**PROBLEM REQUIREMENTS:** Collect each line containing "color".

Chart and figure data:
---
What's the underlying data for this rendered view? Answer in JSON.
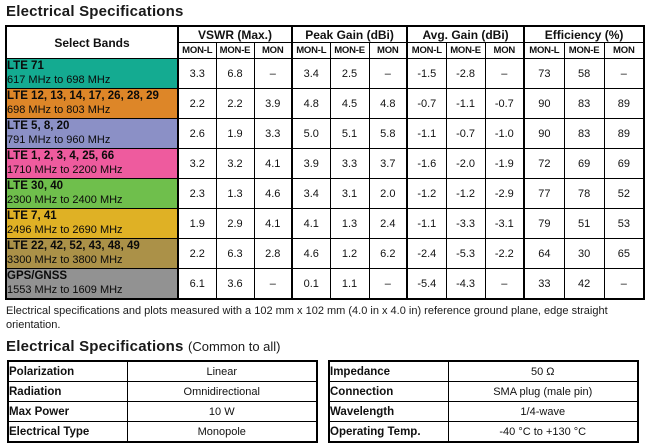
{
  "page": {
    "title1": "Electrical Specifications",
    "note": "Electrical specifications and plots measured with a 102 mm x 102 mm (4.0 in x 4.0 in) reference ground plane, edge straight orientation.",
    "title2_main": "Electrical Specifications",
    "title2_suffix": "(Common to all)"
  },
  "spec_table": {
    "corner_header": "Select Bands",
    "groups": [
      {
        "label": "VSWR (Max.)",
        "subcols": [
          "MON-L",
          "MON-E",
          "MON"
        ]
      },
      {
        "label": "Peak Gain (dBi)",
        "subcols": [
          "MON-L",
          "MON-E",
          "MON"
        ]
      },
      {
        "label": "Avg. Gain (dBi)",
        "subcols": [
          "MON-L",
          "MON-E",
          "MON"
        ]
      },
      {
        "label": "Efficiency (%)",
        "subcols": [
          "MON-L",
          "MON-E",
          "MON"
        ]
      }
    ],
    "rows": [
      {
        "band": "LTE 71",
        "range": "617 MHz to 698 MHz",
        "color": "#14ab91",
        "values": [
          "3.3",
          "6.8",
          "–",
          "3.4",
          "2.5",
          "–",
          "-1.5",
          "-2.8",
          "–",
          "73",
          "58",
          "–"
        ]
      },
      {
        "band": "LTE 12, 13, 14, 17, 26, 28, 29",
        "range": "698 MHz to 803 MHz",
        "color": "#dd8628",
        "values": [
          "2.2",
          "2.2",
          "3.9",
          "4.8",
          "4.5",
          "4.8",
          "-0.7",
          "-1.1",
          "-0.7",
          "90",
          "83",
          "89"
        ]
      },
      {
        "band": "LTE 5, 8, 20",
        "range": "791 MHz to 960 MHz",
        "color": "#8b90c6",
        "values": [
          "2.6",
          "1.9",
          "3.3",
          "5.0",
          "5.1",
          "5.8",
          "-1.1",
          "-0.7",
          "-1.0",
          "90",
          "83",
          "89"
        ]
      },
      {
        "band": "LTE 1, 2, 3, 4, 25, 66",
        "range": "1710 MHz to 2200 MHz",
        "color": "#ee5b9e",
        "values": [
          "3.2",
          "3.2",
          "4.1",
          "3.9",
          "3.3",
          "3.7",
          "-1.6",
          "-2.0",
          "-1.9",
          "72",
          "69",
          "69"
        ]
      },
      {
        "band": "LTE 30, 40",
        "range": "2300 MHz to 2400 MHz",
        "color": "#6fbf4c",
        "values": [
          "2.3",
          "1.3",
          "4.6",
          "3.4",
          "3.1",
          "2.0",
          "-1.2",
          "-1.2",
          "-2.9",
          "77",
          "78",
          "52"
        ]
      },
      {
        "band": "LTE 7, 41",
        "range": "2496 MHz to 2690 MHz",
        "color": "#dfb125",
        "values": [
          "1.9",
          "2.9",
          "4.1",
          "4.1",
          "1.3",
          "2.4",
          "-1.1",
          "-3.3",
          "-3.1",
          "79",
          "51",
          "53"
        ]
      },
      {
        "band": "LTE 22, 42, 52, 43, 48, 49",
        "range": "3300 MHz to 3800 MHz",
        "color": "#ab9148",
        "values": [
          "2.2",
          "6.3",
          "2.8",
          "4.6",
          "1.2",
          "6.2",
          "-2.4",
          "-5.3",
          "-2.2",
          "64",
          "30",
          "65"
        ]
      },
      {
        "band": "GPS/GNSS",
        "range": "1553 MHz to 1609 MHz",
        "color": "#929292",
        "values": [
          "6.1",
          "3.6",
          "–",
          "0.1",
          "1.1",
          "–",
          "-5.4",
          "-4.3",
          "–",
          "33",
          "42",
          "–"
        ]
      }
    ]
  },
  "common_specs": {
    "left": [
      {
        "label": "Polarization",
        "value": "Linear"
      },
      {
        "label": "Radiation",
        "value": "Omnidirectional"
      },
      {
        "label": "Max Power",
        "value": "10 W"
      },
      {
        "label": "Electrical Type",
        "value": "Monopole"
      }
    ],
    "right": [
      {
        "label": "Impedance",
        "value": "50 Ω"
      },
      {
        "label": "Connection",
        "value": "SMA plug (male pin)"
      },
      {
        "label": "Wavelength",
        "value": "1/4-wave"
      },
      {
        "label": "Operating Temp.",
        "value": "-40 °C to +130 °C"
      }
    ]
  }
}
---
**RESULT FOR THIS TASK:**
        "color": "#14ab91",
        "color": "#dd8628",
        "color": "#8b90c6",
        "color": "#ee5b9e",
        "color": "#6fbf4c",
        "color": "#dfb125",
        "color": "#ab9148",
        "color": "#929292",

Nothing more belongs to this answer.